[Extracted records]
Start
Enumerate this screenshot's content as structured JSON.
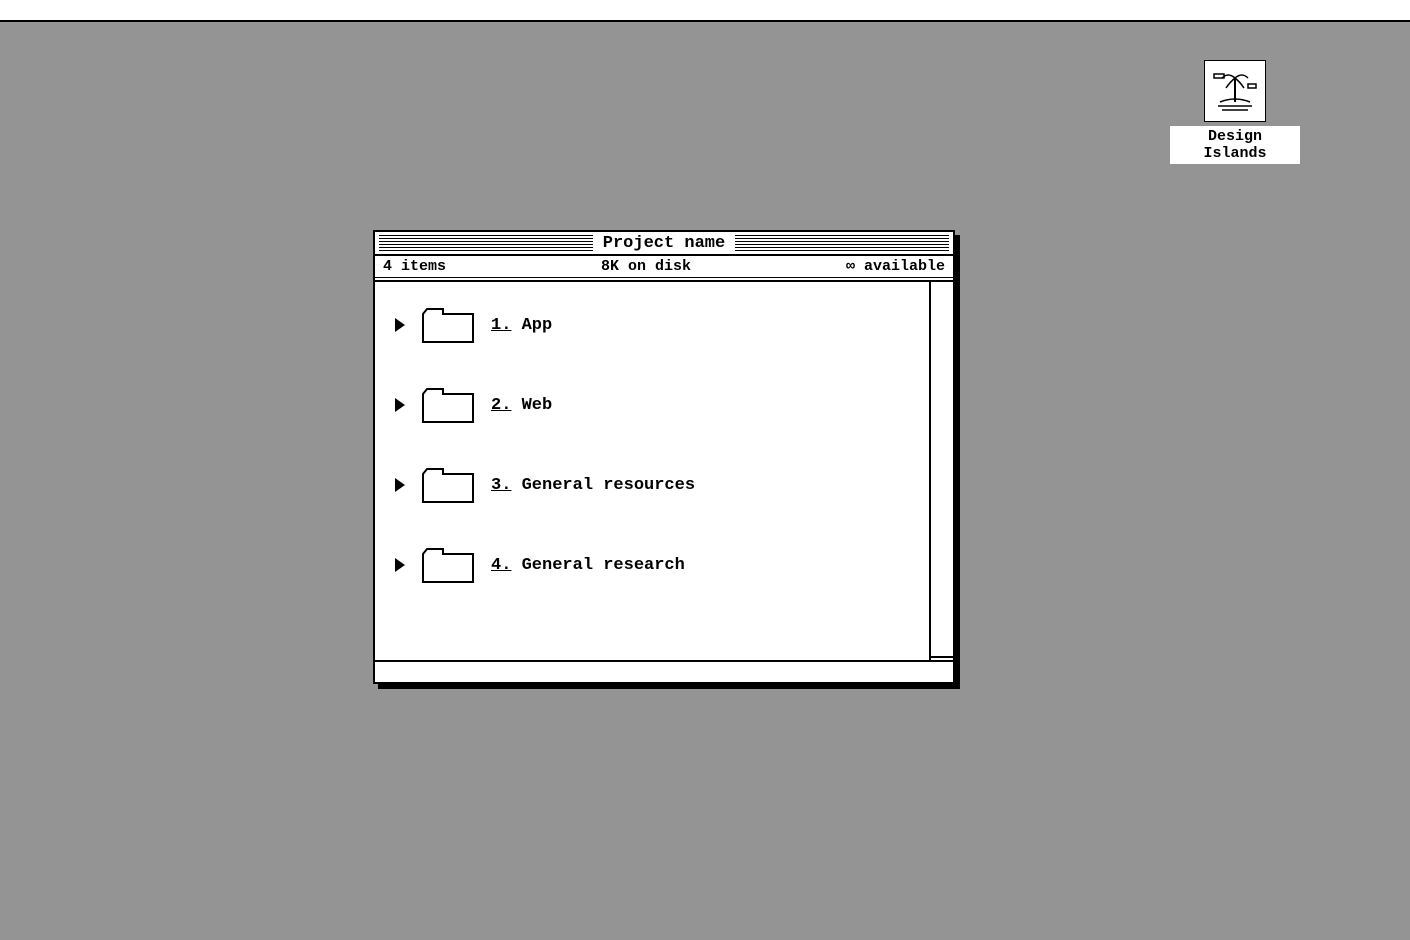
{
  "desktop": {
    "disk_icon_label": "Design Islands"
  },
  "window": {
    "title": "Project name",
    "status": {
      "items": "4 items",
      "disk": "8K on disk",
      "available": "∞ available"
    },
    "folders": [
      {
        "num": "1.",
        "name": "App"
      },
      {
        "num": "2.",
        "name": "Web"
      },
      {
        "num": "3.",
        "name": "General resources"
      },
      {
        "num": "4.",
        "name": "General research"
      }
    ]
  }
}
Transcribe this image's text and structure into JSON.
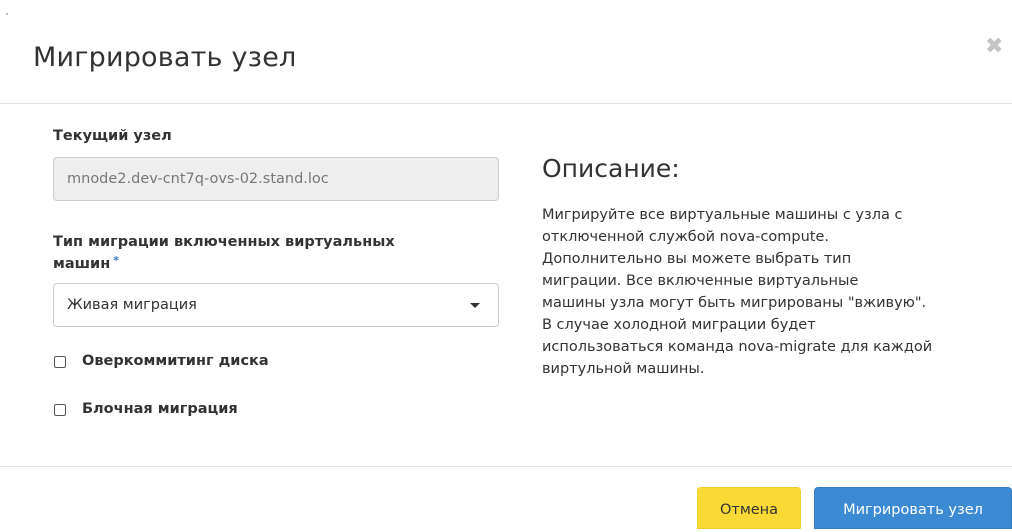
End
# WHAT YOU SHOULD DO:
From start to finish, output the listing exactly, but omit its pictures.

# RESULT OF THIS EXERCISE:
Enumerate this screenshot's content as structured JSON.
{
  "desktop": {
    "disk_icon_label": "Design Islands"
  },
  "window": {
    "title": "Project name",
    "status": {
      "items": "4 items",
      "disk": "8K on disk",
      "available": "∞ available"
    },
    "folders": [
      {
        "num": "1.",
        "name": "App"
      },
      {
        "num": "2.",
        "name": "Web"
      },
      {
        "num": "3.",
        "name": "General resources"
      },
      {
        "num": "4.",
        "name": "General research"
      }
    ]
  }
}
Transcribe this image's text and structure into JSON.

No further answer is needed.